Aim of the task » Every line that holds "Taux" should be shown.

Available data »
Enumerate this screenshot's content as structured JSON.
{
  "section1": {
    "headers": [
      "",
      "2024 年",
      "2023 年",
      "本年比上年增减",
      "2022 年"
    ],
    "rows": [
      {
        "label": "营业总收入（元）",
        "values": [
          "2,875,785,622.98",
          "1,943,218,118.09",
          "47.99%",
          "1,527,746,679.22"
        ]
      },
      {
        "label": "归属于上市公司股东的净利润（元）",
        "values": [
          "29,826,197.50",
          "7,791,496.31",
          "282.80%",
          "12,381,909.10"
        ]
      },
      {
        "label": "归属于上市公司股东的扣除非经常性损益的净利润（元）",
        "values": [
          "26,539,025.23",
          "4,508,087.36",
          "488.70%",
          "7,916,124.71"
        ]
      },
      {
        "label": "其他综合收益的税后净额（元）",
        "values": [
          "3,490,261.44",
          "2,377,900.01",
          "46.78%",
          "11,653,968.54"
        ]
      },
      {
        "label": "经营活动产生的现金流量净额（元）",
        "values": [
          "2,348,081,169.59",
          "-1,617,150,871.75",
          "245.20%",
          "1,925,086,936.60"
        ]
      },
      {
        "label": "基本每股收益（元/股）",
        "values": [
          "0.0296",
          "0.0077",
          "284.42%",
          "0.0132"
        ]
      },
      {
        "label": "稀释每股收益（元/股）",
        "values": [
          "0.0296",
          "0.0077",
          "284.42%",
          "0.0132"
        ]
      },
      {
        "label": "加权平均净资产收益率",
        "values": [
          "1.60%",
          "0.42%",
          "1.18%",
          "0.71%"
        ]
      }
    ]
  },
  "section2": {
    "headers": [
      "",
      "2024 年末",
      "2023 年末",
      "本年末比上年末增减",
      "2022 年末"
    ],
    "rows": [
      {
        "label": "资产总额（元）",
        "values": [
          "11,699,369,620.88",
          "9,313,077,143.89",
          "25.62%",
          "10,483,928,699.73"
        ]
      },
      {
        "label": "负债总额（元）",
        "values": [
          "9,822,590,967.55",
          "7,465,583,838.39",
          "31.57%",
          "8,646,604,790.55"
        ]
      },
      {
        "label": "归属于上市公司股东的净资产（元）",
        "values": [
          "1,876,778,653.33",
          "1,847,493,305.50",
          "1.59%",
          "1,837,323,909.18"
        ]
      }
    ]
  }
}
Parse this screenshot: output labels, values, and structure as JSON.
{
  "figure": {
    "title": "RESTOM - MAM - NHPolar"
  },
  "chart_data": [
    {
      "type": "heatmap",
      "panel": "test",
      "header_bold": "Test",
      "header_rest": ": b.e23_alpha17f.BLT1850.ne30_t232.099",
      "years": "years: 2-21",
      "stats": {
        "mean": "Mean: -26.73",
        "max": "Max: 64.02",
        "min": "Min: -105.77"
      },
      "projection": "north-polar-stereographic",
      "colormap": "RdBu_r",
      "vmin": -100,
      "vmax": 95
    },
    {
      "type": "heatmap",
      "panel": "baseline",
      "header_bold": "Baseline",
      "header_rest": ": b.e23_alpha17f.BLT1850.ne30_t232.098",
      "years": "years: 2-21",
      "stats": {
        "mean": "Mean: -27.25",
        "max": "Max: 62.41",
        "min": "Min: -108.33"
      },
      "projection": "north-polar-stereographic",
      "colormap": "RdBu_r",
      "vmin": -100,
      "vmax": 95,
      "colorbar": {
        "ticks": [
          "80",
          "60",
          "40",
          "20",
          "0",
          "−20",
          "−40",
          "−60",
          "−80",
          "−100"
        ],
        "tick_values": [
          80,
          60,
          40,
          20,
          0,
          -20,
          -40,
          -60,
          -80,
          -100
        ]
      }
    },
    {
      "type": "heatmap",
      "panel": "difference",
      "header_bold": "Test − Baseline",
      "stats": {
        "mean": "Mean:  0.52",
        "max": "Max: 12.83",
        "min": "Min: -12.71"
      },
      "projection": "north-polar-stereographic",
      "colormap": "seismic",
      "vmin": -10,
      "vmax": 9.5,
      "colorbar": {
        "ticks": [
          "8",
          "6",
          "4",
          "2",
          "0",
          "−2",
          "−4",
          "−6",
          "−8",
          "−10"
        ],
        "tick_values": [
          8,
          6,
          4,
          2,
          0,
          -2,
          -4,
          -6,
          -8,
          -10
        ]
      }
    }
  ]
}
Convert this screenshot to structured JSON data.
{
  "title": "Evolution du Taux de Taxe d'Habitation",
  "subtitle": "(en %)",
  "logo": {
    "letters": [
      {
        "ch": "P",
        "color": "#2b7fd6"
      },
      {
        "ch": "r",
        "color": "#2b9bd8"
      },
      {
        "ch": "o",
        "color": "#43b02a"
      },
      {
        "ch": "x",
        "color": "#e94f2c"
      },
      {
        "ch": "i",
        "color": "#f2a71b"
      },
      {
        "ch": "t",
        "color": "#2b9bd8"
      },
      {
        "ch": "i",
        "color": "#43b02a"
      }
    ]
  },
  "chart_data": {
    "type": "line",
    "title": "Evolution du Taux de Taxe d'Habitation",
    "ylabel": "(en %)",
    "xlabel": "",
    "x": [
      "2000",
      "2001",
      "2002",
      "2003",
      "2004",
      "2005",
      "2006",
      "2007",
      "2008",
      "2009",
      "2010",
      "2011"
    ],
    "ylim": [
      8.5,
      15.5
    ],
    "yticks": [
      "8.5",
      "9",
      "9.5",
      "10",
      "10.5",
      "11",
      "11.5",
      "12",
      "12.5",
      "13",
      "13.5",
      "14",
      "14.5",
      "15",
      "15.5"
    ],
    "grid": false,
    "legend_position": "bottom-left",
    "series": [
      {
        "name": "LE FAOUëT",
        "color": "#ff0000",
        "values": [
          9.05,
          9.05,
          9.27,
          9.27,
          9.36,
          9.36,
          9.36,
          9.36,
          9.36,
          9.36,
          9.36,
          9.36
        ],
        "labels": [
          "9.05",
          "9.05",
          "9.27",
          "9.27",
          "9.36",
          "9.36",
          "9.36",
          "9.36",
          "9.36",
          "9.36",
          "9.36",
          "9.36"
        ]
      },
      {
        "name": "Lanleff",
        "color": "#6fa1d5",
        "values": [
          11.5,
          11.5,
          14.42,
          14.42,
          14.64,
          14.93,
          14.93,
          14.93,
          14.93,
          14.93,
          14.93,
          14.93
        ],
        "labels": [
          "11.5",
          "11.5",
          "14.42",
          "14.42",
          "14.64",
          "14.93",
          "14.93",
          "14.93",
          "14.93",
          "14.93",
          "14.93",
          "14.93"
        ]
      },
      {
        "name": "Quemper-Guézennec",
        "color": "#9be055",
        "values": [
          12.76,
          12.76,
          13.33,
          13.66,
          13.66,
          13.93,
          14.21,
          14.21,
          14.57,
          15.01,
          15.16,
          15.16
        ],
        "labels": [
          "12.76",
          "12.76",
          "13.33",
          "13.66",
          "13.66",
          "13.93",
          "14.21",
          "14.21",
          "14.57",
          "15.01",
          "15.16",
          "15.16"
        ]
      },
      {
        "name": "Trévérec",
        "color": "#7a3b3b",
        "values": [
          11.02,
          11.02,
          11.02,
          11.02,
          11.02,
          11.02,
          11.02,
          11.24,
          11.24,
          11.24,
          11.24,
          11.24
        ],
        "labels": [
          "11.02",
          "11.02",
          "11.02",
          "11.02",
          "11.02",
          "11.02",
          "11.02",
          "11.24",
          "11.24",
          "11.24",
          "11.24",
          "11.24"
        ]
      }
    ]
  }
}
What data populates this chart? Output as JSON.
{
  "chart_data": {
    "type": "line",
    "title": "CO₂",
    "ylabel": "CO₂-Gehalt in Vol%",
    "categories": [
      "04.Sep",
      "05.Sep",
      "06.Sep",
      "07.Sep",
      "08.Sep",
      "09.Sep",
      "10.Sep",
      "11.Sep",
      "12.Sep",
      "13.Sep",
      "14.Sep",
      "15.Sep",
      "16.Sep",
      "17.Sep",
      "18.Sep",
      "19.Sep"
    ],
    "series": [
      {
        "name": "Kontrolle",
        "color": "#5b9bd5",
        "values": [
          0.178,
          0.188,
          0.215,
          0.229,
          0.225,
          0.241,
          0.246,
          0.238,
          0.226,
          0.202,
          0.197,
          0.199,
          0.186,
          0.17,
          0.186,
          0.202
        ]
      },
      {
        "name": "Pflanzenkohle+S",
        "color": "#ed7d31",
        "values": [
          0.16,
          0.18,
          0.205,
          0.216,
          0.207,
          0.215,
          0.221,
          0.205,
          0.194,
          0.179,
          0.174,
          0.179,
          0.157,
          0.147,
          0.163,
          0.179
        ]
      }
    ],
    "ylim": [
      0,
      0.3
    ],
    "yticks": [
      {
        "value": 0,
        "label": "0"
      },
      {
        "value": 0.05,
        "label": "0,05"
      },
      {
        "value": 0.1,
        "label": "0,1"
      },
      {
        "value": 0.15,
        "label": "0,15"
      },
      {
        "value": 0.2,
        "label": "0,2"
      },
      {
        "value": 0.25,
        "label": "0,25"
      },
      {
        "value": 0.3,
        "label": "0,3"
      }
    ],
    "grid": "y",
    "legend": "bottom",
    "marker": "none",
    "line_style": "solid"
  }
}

Correct answer »
  "title": "Evolution du Taux de Taxe d'Habitation",
    "title": "Evolution du Taux de Taxe d'Habitation",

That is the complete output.